### INSTRUCTIONS FOR THE TASK
All of the records below need to be copied exactly.

[Items from a dataset]
+===+
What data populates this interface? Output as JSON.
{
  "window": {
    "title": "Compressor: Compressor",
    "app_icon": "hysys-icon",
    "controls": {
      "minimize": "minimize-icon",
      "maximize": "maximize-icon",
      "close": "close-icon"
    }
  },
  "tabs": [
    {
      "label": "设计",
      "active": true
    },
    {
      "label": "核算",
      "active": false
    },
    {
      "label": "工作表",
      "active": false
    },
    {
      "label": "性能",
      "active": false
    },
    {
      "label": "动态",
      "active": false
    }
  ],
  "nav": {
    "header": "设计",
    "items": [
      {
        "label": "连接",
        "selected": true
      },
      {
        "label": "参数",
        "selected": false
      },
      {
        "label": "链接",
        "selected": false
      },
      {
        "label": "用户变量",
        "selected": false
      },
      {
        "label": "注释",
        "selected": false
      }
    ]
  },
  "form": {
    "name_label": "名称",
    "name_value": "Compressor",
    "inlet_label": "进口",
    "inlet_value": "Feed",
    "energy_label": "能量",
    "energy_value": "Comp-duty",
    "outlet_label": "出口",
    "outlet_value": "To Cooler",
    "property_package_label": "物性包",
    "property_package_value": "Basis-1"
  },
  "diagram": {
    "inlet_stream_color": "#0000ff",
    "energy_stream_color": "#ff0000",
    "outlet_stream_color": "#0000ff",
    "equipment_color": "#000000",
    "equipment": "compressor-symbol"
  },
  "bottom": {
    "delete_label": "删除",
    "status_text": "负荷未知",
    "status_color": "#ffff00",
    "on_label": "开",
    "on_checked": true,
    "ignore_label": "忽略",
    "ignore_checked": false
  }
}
+===+
### PROBLEM SOLUTION
What data populates this interface? Output as JSON.
{
  "window": {
    "title": "Compressor: Compressor",
    "app_icon": "hysys-icon",
    "controls": {
      "minimize": "minimize-icon",
      "maximize": "maximize-icon",
      "close": "close-icon"
    }
  },
  "tabs": [
    {
      "label": "设计",
      "active": true
    },
    {
      "label": "核算",
      "active": false
    },
    {
      "label": "工作表",
      "active": false
    },
    {
      "label": "性能",
      "active": false
    },
    {
      "label": "动态",
      "active": false
    }
  ],
  "nav": {
    "header": "设计",
    "items": [
      {
        "label": "连接",
        "selected": true
      },
      {
        "label": "参数",
        "selected": false
      },
      {
        "label": "链接",
        "selected": false
      },
      {
        "label": "用户变量",
        "selected": false
      },
      {
        "label": "注释",
        "selected": false
      }
    ]
  },
  "form": {
    "name_label": "名称",
    "name_value": "Compressor",
    "inlet_label": "进口",
    "inlet_value": "Feed",
    "energy_label": "能量",
    "energy_value": "Comp-duty",
    "outlet_label": "出口",
    "outlet_value": "To Cooler",
    "property_package_label": "物性包",
    "property_package_value": "Basis-1"
  },
  "diagram": {
    "inlet_stream_color": "#0000ff",
    "energy_stream_color": "#ff0000",
    "outlet_stream_color": "#0000ff",
    "equipment_color": "#000000",
    "equipment": "compressor-symbol"
  },
  "bottom": {
    "delete_label": "删除",
    "status_text": "负荷未知",
    "status_color": "#ffff00",
    "on_label": "开",
    "on_checked": true,
    "ignore_label": "忽略",
    "ignore_checked": false
  }
}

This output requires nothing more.